= To be done =
Where does the string "Word" appear in the records? Copy every line that contains it.

= Material to process =
========

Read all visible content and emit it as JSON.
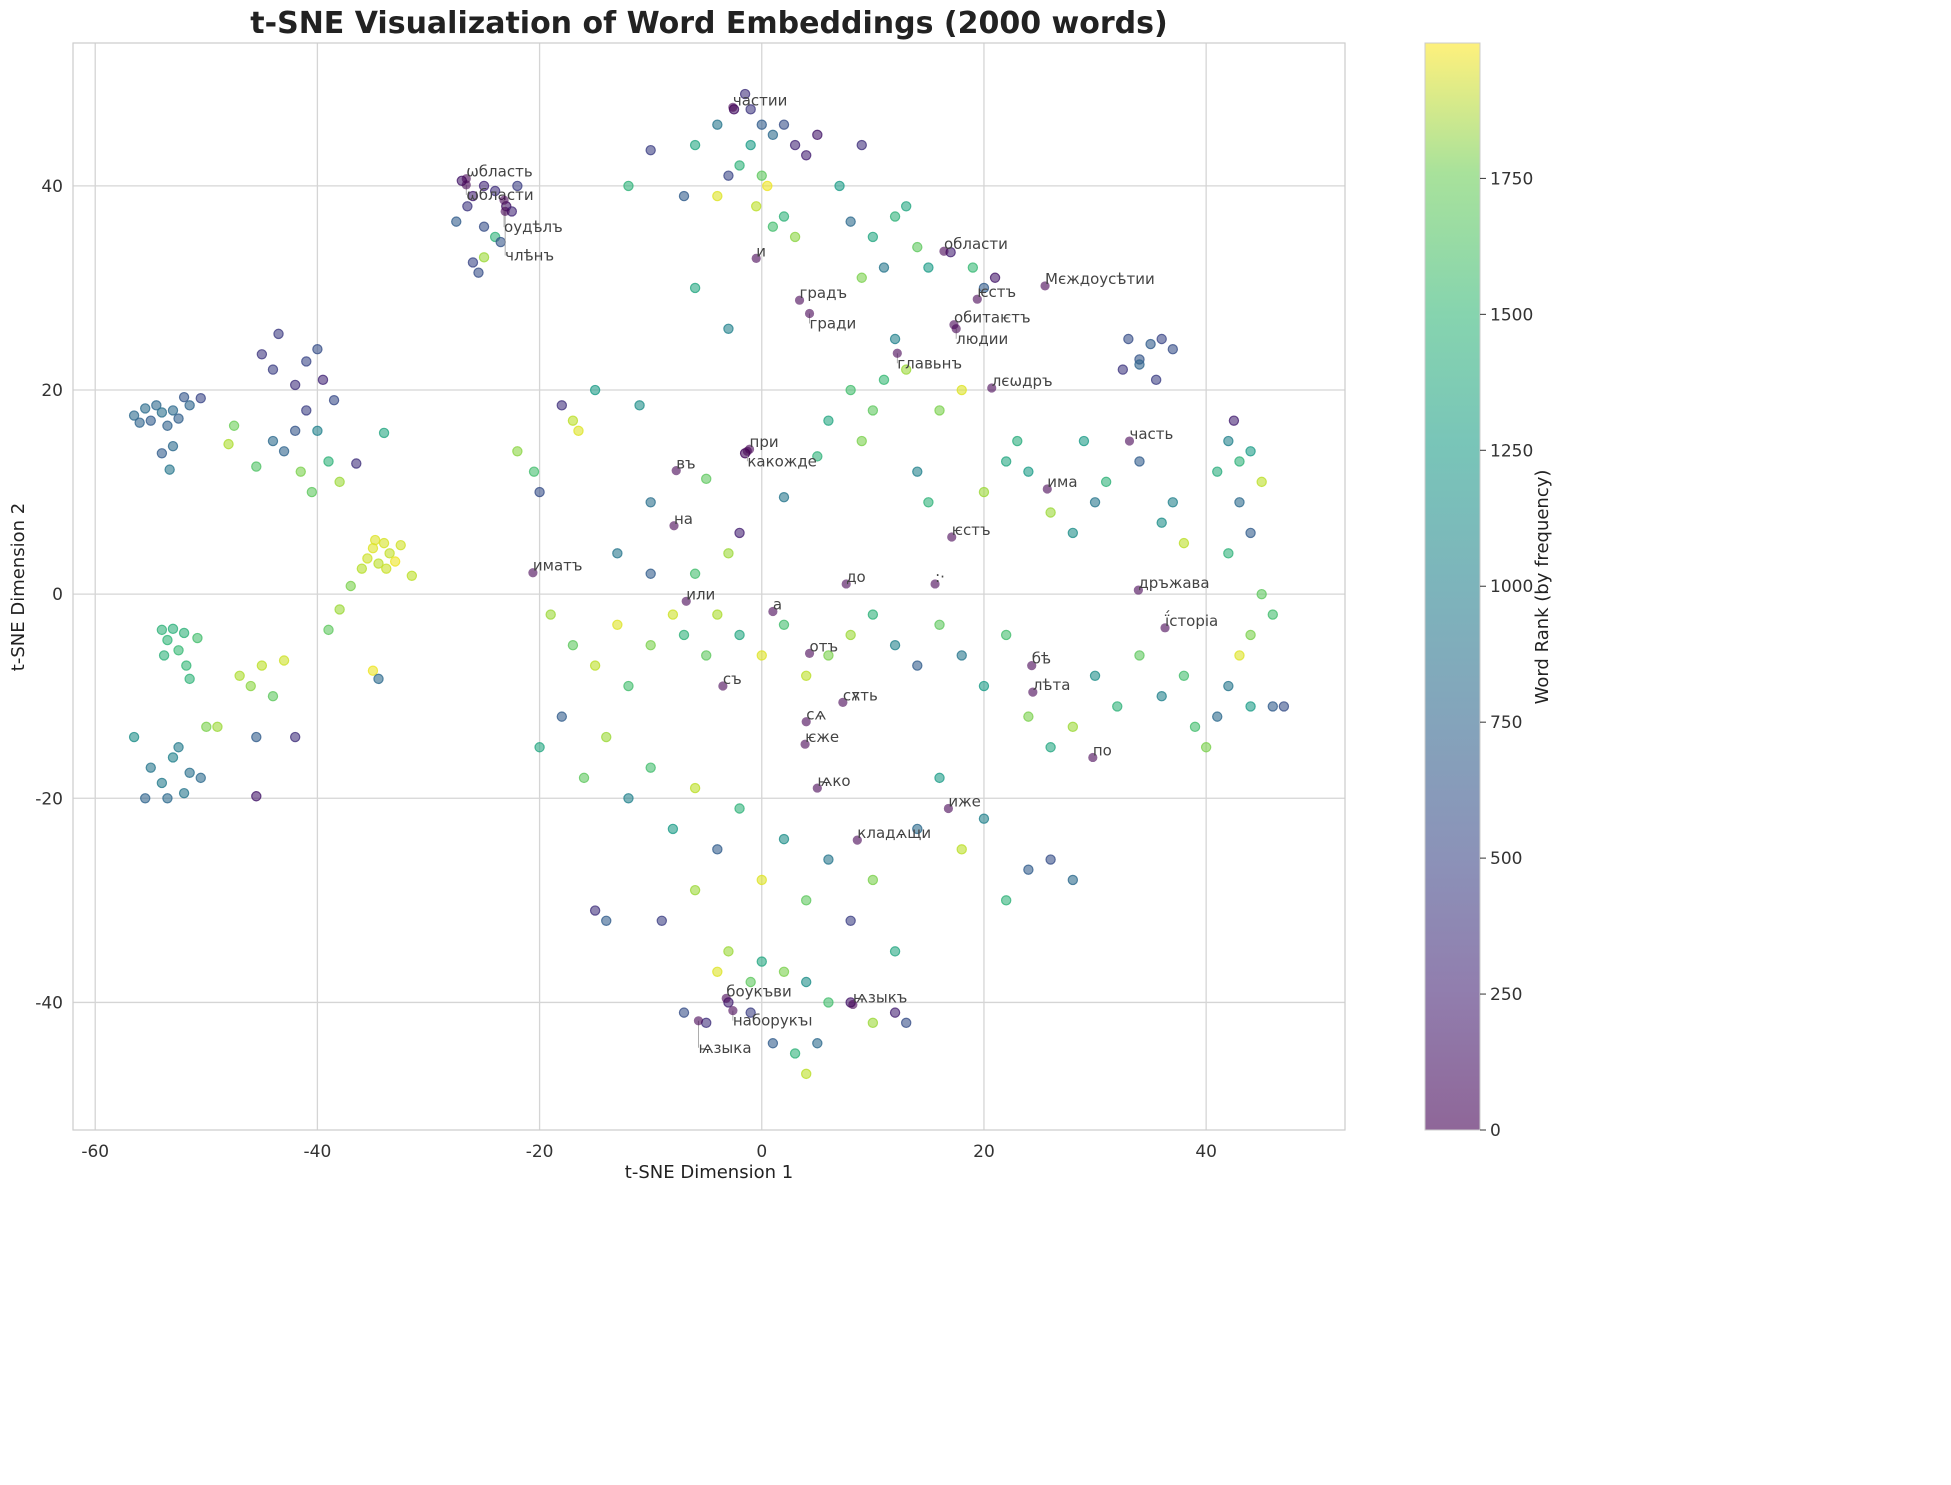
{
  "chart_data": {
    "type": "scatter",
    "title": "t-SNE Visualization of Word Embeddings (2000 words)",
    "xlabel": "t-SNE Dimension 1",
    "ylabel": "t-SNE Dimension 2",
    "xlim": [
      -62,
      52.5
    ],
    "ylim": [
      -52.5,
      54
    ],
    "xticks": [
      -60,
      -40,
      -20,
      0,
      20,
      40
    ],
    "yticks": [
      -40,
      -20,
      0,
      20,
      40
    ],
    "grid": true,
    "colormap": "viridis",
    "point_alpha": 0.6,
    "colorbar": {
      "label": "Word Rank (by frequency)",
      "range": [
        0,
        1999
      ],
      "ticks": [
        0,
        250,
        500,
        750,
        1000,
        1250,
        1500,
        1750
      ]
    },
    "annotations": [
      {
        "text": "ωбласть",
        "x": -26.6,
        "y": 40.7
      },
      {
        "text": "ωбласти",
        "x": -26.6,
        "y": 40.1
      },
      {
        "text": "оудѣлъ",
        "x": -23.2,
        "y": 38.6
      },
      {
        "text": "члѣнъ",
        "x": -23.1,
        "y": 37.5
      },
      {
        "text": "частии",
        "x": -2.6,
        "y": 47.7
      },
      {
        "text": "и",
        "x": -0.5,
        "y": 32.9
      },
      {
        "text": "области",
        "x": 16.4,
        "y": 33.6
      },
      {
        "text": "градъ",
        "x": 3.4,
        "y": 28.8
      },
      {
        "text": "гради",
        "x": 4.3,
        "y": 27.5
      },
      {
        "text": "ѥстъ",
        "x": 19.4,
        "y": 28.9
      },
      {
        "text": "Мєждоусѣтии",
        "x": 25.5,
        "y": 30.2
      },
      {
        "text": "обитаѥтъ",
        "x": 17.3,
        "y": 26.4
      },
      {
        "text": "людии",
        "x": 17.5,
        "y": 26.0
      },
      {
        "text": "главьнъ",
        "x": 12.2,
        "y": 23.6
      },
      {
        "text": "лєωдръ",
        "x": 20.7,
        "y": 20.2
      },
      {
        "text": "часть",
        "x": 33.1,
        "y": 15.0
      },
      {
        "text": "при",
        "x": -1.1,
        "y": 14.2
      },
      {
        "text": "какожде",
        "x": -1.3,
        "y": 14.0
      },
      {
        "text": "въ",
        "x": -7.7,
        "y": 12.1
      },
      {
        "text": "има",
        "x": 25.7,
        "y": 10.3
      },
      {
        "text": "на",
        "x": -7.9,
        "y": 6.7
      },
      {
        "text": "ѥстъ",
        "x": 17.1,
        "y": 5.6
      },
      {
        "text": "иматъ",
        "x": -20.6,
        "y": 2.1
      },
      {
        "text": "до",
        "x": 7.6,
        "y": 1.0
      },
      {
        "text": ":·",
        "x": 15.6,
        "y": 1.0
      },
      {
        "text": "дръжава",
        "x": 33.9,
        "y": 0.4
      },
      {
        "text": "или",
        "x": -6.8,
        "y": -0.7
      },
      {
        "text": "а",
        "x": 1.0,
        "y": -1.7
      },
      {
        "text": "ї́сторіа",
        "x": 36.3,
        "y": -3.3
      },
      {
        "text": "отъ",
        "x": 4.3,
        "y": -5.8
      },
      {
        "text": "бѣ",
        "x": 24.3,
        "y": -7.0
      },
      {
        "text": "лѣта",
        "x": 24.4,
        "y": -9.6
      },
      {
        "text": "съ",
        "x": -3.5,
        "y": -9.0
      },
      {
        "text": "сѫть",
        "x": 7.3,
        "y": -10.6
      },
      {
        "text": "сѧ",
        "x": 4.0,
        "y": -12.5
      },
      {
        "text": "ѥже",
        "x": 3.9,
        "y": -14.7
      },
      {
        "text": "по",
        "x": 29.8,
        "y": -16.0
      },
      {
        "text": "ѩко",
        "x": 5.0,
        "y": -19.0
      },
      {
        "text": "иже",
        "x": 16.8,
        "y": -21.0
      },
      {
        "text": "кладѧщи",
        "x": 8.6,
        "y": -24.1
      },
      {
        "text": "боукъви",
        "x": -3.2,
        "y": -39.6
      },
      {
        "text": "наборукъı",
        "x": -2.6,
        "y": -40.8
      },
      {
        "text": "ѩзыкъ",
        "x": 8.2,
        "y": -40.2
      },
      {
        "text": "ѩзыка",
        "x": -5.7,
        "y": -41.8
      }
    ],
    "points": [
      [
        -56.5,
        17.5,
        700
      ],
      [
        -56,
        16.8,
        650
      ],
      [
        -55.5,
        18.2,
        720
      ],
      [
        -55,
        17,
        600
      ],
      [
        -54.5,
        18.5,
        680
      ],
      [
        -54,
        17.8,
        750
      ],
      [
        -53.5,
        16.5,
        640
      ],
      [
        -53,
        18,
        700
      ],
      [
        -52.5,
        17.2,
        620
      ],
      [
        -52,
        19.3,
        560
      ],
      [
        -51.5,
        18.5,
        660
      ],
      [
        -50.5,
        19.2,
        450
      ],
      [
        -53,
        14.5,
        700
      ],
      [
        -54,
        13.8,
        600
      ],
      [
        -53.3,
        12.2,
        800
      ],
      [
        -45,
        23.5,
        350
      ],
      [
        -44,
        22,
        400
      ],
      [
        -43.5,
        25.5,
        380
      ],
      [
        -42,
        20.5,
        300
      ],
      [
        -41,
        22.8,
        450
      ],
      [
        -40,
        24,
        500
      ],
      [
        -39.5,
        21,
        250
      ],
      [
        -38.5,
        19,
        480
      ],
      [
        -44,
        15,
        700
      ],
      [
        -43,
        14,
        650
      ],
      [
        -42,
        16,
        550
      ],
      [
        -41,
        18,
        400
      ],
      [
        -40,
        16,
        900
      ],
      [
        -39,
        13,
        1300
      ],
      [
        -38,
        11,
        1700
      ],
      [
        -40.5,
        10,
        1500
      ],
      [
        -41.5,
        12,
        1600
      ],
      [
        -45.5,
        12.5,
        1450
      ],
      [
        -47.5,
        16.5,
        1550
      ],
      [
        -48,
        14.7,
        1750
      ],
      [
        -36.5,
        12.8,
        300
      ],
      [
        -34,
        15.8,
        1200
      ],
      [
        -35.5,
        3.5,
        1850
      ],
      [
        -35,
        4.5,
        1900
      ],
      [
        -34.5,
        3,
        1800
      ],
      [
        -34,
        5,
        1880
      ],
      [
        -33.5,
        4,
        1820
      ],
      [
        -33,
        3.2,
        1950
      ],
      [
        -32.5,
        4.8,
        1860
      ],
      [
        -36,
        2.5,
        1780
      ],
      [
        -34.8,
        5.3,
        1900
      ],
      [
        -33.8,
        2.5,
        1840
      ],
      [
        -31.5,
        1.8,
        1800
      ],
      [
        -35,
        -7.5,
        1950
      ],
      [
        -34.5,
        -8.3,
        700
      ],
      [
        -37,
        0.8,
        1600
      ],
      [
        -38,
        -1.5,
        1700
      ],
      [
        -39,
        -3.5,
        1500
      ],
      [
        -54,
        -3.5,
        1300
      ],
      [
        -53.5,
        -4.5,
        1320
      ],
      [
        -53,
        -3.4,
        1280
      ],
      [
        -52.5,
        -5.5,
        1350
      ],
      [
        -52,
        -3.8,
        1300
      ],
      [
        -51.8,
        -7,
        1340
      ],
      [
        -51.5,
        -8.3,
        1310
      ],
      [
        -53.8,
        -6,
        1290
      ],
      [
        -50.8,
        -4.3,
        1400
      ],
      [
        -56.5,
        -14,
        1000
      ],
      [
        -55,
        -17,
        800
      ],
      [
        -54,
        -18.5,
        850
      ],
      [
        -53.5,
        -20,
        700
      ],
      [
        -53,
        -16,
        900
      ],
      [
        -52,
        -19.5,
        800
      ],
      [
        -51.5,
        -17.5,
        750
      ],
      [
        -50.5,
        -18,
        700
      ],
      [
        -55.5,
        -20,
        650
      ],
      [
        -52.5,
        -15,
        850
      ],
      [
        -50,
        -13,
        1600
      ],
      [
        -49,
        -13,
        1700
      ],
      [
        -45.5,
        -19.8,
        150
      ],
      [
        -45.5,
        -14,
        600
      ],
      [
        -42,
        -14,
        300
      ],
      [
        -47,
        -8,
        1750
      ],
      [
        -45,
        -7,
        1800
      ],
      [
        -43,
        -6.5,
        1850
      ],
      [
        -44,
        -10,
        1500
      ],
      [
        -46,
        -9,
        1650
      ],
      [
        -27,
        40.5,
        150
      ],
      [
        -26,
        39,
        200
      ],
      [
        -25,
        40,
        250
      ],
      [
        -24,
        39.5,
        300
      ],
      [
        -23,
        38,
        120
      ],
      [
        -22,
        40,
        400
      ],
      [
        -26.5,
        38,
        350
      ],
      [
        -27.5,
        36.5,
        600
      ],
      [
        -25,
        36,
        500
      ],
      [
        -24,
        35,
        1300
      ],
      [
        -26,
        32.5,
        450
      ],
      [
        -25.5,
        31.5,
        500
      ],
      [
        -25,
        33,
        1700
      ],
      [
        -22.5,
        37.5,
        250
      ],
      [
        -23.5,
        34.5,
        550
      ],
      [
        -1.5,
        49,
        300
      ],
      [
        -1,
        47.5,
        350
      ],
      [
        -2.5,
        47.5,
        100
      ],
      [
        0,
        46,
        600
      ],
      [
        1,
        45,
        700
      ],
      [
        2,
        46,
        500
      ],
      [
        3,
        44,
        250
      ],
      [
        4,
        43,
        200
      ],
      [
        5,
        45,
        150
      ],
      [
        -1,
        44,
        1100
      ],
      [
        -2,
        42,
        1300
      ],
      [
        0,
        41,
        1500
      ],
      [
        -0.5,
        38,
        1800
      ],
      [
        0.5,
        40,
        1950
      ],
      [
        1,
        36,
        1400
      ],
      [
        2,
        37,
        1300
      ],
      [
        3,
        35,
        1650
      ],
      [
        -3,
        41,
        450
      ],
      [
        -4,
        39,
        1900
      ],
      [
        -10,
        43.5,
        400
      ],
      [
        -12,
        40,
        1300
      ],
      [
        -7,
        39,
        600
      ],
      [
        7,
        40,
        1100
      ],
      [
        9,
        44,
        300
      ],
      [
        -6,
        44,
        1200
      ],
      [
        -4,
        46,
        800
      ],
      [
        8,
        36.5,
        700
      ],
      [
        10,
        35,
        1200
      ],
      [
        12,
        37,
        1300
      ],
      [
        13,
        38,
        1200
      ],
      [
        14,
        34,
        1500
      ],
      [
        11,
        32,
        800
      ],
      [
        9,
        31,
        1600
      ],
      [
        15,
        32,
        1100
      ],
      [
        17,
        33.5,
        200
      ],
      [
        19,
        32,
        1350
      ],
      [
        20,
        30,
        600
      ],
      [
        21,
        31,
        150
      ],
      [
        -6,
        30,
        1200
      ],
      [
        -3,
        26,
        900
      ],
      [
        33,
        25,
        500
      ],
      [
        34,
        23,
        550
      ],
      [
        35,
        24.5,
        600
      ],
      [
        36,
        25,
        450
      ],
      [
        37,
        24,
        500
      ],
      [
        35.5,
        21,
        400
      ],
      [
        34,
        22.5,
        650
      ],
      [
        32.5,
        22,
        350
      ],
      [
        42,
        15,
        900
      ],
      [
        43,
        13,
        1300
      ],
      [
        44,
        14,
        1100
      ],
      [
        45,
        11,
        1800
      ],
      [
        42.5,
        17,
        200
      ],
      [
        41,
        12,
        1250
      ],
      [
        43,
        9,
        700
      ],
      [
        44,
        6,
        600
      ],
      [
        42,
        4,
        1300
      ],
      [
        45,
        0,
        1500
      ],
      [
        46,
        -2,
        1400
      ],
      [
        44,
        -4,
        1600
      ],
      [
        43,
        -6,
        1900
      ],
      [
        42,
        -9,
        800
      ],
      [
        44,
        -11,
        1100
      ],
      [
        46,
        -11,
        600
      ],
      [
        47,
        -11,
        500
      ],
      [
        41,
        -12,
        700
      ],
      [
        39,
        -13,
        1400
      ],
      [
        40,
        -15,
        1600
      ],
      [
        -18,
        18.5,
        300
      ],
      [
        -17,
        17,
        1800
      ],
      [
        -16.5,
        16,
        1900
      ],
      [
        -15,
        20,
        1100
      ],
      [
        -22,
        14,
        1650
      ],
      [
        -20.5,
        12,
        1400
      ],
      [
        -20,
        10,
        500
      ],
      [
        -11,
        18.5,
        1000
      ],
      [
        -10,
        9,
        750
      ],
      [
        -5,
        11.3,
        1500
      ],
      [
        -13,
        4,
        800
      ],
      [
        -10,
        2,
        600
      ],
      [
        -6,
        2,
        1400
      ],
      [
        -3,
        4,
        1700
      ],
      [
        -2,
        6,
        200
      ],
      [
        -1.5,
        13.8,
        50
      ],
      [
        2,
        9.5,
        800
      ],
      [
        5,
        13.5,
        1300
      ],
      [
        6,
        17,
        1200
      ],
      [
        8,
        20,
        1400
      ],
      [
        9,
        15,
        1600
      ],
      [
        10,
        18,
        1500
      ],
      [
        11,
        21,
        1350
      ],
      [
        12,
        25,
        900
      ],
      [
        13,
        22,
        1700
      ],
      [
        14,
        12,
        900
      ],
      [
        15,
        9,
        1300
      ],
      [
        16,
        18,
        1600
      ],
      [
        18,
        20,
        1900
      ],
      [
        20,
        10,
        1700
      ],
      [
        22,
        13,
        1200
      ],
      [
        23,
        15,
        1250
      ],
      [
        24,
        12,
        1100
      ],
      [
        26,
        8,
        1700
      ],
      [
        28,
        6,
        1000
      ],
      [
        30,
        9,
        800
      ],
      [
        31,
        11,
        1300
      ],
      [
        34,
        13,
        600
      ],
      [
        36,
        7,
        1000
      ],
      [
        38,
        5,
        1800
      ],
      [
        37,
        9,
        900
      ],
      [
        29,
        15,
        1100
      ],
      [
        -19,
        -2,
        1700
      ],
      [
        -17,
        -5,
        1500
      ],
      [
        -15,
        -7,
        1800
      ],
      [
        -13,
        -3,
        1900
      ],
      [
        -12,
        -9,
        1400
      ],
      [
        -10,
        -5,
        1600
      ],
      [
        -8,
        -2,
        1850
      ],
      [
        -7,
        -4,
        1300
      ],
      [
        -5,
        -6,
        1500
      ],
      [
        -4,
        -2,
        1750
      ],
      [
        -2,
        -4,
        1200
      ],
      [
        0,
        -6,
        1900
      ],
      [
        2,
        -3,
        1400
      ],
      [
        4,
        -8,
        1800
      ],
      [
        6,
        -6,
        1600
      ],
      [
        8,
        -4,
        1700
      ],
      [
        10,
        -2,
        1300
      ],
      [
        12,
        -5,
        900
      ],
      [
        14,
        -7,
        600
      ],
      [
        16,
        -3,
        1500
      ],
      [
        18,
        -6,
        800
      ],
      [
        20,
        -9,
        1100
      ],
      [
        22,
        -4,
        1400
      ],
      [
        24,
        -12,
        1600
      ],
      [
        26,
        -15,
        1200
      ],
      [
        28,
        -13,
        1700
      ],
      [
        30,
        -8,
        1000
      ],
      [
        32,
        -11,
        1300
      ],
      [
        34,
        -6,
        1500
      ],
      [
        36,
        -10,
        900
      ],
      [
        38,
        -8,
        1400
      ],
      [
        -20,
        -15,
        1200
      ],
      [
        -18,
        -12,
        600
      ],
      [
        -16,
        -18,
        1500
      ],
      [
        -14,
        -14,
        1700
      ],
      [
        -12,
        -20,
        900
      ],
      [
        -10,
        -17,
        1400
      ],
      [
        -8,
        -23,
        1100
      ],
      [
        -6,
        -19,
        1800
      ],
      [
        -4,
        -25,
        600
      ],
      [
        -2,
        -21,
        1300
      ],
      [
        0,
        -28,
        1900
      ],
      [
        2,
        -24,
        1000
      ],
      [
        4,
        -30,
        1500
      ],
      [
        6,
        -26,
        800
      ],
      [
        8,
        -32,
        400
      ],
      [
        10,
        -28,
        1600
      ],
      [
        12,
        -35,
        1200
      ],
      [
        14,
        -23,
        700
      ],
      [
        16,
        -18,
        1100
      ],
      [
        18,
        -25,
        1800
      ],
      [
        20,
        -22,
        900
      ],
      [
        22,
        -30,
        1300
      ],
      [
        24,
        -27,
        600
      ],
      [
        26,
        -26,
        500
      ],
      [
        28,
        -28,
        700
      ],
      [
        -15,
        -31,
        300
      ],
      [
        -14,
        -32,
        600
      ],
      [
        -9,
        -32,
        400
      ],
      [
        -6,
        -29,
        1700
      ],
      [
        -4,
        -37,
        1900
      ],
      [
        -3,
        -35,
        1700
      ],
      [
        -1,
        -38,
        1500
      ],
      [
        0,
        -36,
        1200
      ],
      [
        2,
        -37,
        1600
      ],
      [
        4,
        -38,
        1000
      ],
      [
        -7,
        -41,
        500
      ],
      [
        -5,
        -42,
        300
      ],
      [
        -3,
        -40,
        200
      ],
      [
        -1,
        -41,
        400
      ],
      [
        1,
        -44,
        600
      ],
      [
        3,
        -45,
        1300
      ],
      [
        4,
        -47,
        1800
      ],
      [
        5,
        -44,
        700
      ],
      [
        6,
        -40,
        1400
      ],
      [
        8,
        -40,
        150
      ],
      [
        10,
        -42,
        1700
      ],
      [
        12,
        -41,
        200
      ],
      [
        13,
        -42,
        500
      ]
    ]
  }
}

========

= Written response =
    "title": "t-SNE Visualization of Word Embeddings (2000 words)",
      "label": "Word Rank (by frequency)",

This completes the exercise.